* **WHAT YOU ARE ASKED TO DO**:
Every entry that follows should be repeated exactly; drop the images.

* **DATA IN THIS EXERCISE**:
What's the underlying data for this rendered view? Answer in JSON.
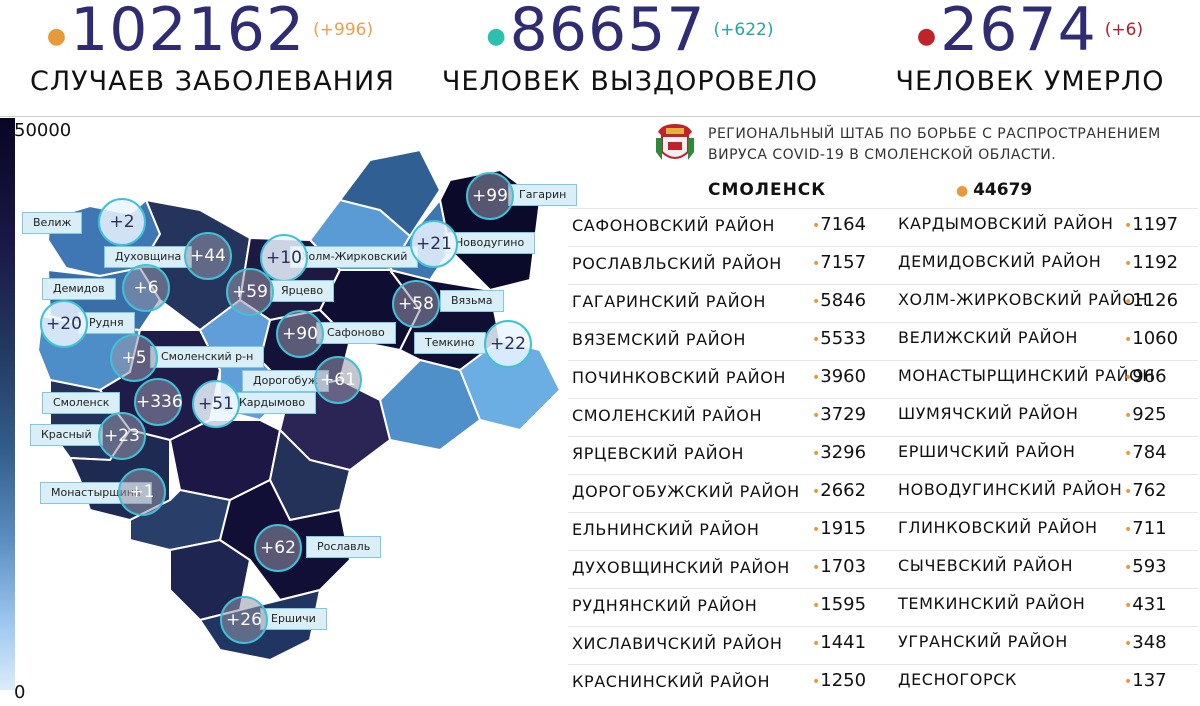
{
  "stats": {
    "cases": {
      "value": "102162",
      "delta": "(+996)",
      "label": "СЛУЧАЕВ ЗАБОЛЕВАНИЯ",
      "dot_color": "#e89a3b"
    },
    "recovered": {
      "value": "86657",
      "delta": "(+622)",
      "label": "ЧЕЛОВЕК ВЫЗДОРОВЕЛО",
      "dot_color": "#2bbfb0"
    },
    "deaths": {
      "value": "2674",
      "delta": "(+6)",
      "label": "ЧЕЛОВЕК УМЕРЛО",
      "dot_color": "#c0232a"
    }
  },
  "legend": {
    "max": "50000",
    "min": "0"
  },
  "header": {
    "line1": "РЕГИОНАЛЬНЫЙ ШТАБ ПО БОРЬБЕ С РАСПРОСТРАНЕНИЕМ",
    "line2": "ВИРУСА COVID-19 В СМОЛЕНСКОЙ ОБЛАСТИ."
  },
  "city": {
    "name": "СМОЛЕНСК",
    "value": "44679"
  },
  "rows": [
    {
      "n1": "САФОНОВСКИЙ РАЙОН",
      "v1": "7164",
      "n2": "КАРДЫМОВСКИЙ РАЙОН",
      "v2": "1197"
    },
    {
      "n1": "РОСЛАВЛЬСКИЙ РАЙОН",
      "v1": "7157",
      "n2": "ДЕМИДОВСКИЙ РАЙОН",
      "v2": "1192"
    },
    {
      "n1": "ГАГАРИНСКИЙ РАЙОН",
      "v1": "5846",
      "n2": "ХОЛМ-ЖИРКОВСКИЙ РАЙОН",
      "v2": "1126"
    },
    {
      "n1": "ВЯЗЕМСКИЙ РАЙОН",
      "v1": "5533",
      "n2": "ВЕЛИЖСКИЙ РАЙОН",
      "v2": "1060"
    },
    {
      "n1": "ПОЧИНКОВСКИЙ РАЙОН",
      "v1": "3960",
      "n2": "МОНАСТЫРЩИНСКИЙ РАЙОН",
      "v2": "966"
    },
    {
      "n1": "СМОЛЕНСКИЙ РАЙОН",
      "v1": "3729",
      "n2": "ШУМЯЧСКИЙ РАЙОН",
      "v2": "925"
    },
    {
      "n1": "ЯРЦЕВСКИЙ РАЙОН",
      "v1": "3296",
      "n2": "ЕРШИЧСКИЙ РАЙОН",
      "v2": "784"
    },
    {
      "n1": "ДОРОГОБУЖСКИЙ РАЙОН",
      "v1": "2662",
      "n2": "НОВОДУГИНСКИЙ РАЙОН",
      "v2": "762"
    },
    {
      "n1": "ЕЛЬНИНСКИЙ РАЙОН",
      "v1": "1915",
      "n2": "ГЛИНКОВСКИЙ РАЙОН",
      "v2": "711"
    },
    {
      "n1": "ДУХОВЩИНСКИЙ РАЙОН",
      "v1": "1703",
      "n2": "СЫЧЕВСКИЙ РАЙОН",
      "v2": "593"
    },
    {
      "n1": "РУДНЯНСКИЙ РАЙОН",
      "v1": "1595",
      "n2": "ТЕМКИНСКИЙ РАЙОН",
      "v2": "431"
    },
    {
      "n1": "ХИСЛАВИЧСКИЙ РАЙОН",
      "v1": "1441",
      "n2": "УГРАНСКИЙ РАЙОН",
      "v2": "348"
    },
    {
      "n1": "КРАСНИНСКИЙ РАЙОН",
      "v1": "1250",
      "n2": "ДЕСНОГОРСК",
      "v2": "137"
    }
  ],
  "map_labels": [
    {
      "name": "Велиж",
      "delta": "+2"
    },
    {
      "name": "Духовщина",
      "delta": "+44"
    },
    {
      "name": "Демидов",
      "delta": "+6"
    },
    {
      "name": "Рудня",
      "delta": "+20"
    },
    {
      "name": "Смоленский р-н",
      "delta": "+5"
    },
    {
      "name": "Смоленск",
      "delta": "+336"
    },
    {
      "name": "Красный",
      "delta": "+23"
    },
    {
      "name": "Монастырщина",
      "delta": "+1"
    },
    {
      "name": "Холм-Жирковский",
      "delta": "+10"
    },
    {
      "name": "Ярцево",
      "delta": "+59"
    },
    {
      "name": "Сафоново",
      "delta": "+90"
    },
    {
      "name": "Дорогобуж",
      "delta": "+61"
    },
    {
      "name": "Кардымово",
      "delta": "+51"
    },
    {
      "name": "Гагарин",
      "delta": "+99"
    },
    {
      "name": "Новодугино",
      "delta": "+21"
    },
    {
      "name": "Вязьма",
      "delta": "+58"
    },
    {
      "name": "Темкино",
      "delta": "+22"
    },
    {
      "name": "Рославль",
      "delta": "+62"
    },
    {
      "name": "Ершичи",
      "delta": "+26"
    }
  ]
}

* **OUTPUT FOR THIS TASK**:
What's the underlying data for this rendered view? Answer in JSON.
{
  "stats": {
    "cases": {
      "value": "102162",
      "delta": "(+996)",
      "label": "СЛУЧАЕВ ЗАБОЛЕВАНИЯ",
      "dot_color": "#e89a3b"
    },
    "recovered": {
      "value": "86657",
      "delta": "(+622)",
      "label": "ЧЕЛОВЕК ВЫЗДОРОВЕЛО",
      "dot_color": "#2bbfb0"
    },
    "deaths": {
      "value": "2674",
      "delta": "(+6)",
      "label": "ЧЕЛОВЕК УМЕРЛО",
      "dot_color": "#c0232a"
    }
  },
  "legend": {
    "max": "50000",
    "min": "0"
  },
  "header": {
    "line1": "РЕГИОНАЛЬНЫЙ ШТАБ ПО БОРЬБЕ С РАСПРОСТРАНЕНИЕМ",
    "line2": "ВИРУСА COVID-19 В СМОЛЕНСКОЙ ОБЛАСТИ."
  },
  "city": {
    "name": "СМОЛЕНСК",
    "value": "44679"
  },
  "rows": [
    {
      "n1": "САФОНОВСКИЙ РАЙОН",
      "v1": "7164",
      "n2": "КАРДЫМОВСКИЙ РАЙОН",
      "v2": "1197"
    },
    {
      "n1": "РОСЛАВЛЬСКИЙ РАЙОН",
      "v1": "7157",
      "n2": "ДЕМИДОВСКИЙ РАЙОН",
      "v2": "1192"
    },
    {
      "n1": "ГАГАРИНСКИЙ РАЙОН",
      "v1": "5846",
      "n2": "ХОЛМ-ЖИРКОВСКИЙ РАЙОН",
      "v2": "1126"
    },
    {
      "n1": "ВЯЗЕМСКИЙ РАЙОН",
      "v1": "5533",
      "n2": "ВЕЛИЖСКИЙ РАЙОН",
      "v2": "1060"
    },
    {
      "n1": "ПОЧИНКОВСКИЙ РАЙОН",
      "v1": "3960",
      "n2": "МОНАСТЫРЩИНСКИЙ РАЙОН",
      "v2": "966"
    },
    {
      "n1": "СМОЛЕНСКИЙ РАЙОН",
      "v1": "3729",
      "n2": "ШУМЯЧСКИЙ РАЙОН",
      "v2": "925"
    },
    {
      "n1": "ЯРЦЕВСКИЙ РАЙОН",
      "v1": "3296",
      "n2": "ЕРШИЧСКИЙ РАЙОН",
      "v2": "784"
    },
    {
      "n1": "ДОРОГОБУЖСКИЙ РАЙОН",
      "v1": "2662",
      "n2": "НОВОДУГИНСКИЙ РАЙОН",
      "v2": "762"
    },
    {
      "n1": "ЕЛЬНИНСКИЙ РАЙОН",
      "v1": "1915",
      "n2": "ГЛИНКОВСКИЙ РАЙОН",
      "v2": "711"
    },
    {
      "n1": "ДУХОВЩИНСКИЙ РАЙОН",
      "v1": "1703",
      "n2": "СЫЧЕВСКИЙ РАЙОН",
      "v2": "593"
    },
    {
      "n1": "РУДНЯНСКИЙ РАЙОН",
      "v1": "1595",
      "n2": "ТЕМКИНСКИЙ РАЙОН",
      "v2": "431"
    },
    {
      "n1": "ХИСЛАВИЧСКИЙ РАЙОН",
      "v1": "1441",
      "n2": "УГРАНСКИЙ РАЙОН",
      "v2": "348"
    },
    {
      "n1": "КРАСНИНСКИЙ РАЙОН",
      "v1": "1250",
      "n2": "ДЕСНОГОРСК",
      "v2": "137"
    }
  ],
  "map_labels": [
    {
      "name": "Велиж",
      "delta": "+2"
    },
    {
      "name": "Духовщина",
      "delta": "+44"
    },
    {
      "name": "Демидов",
      "delta": "+6"
    },
    {
      "name": "Рудня",
      "delta": "+20"
    },
    {
      "name": "Смоленский р-н",
      "delta": "+5"
    },
    {
      "name": "Смоленск",
      "delta": "+336"
    },
    {
      "name": "Красный",
      "delta": "+23"
    },
    {
      "name": "Монастырщина",
      "delta": "+1"
    },
    {
      "name": "Холм-Жирковский",
      "delta": "+10"
    },
    {
      "name": "Ярцево",
      "delta": "+59"
    },
    {
      "name": "Сафоново",
      "delta": "+90"
    },
    {
      "name": "Дорогобуж",
      "delta": "+61"
    },
    {
      "name": "Кардымово",
      "delta": "+51"
    },
    {
      "name": "Гагарин",
      "delta": "+99"
    },
    {
      "name": "Новодугино",
      "delta": "+21"
    },
    {
      "name": "Вязьма",
      "delta": "+58"
    },
    {
      "name": "Темкино",
      "delta": "+22"
    },
    {
      "name": "Рославль",
      "delta": "+62"
    },
    {
      "name": "Ершичи",
      "delta": "+26"
    }
  ]
}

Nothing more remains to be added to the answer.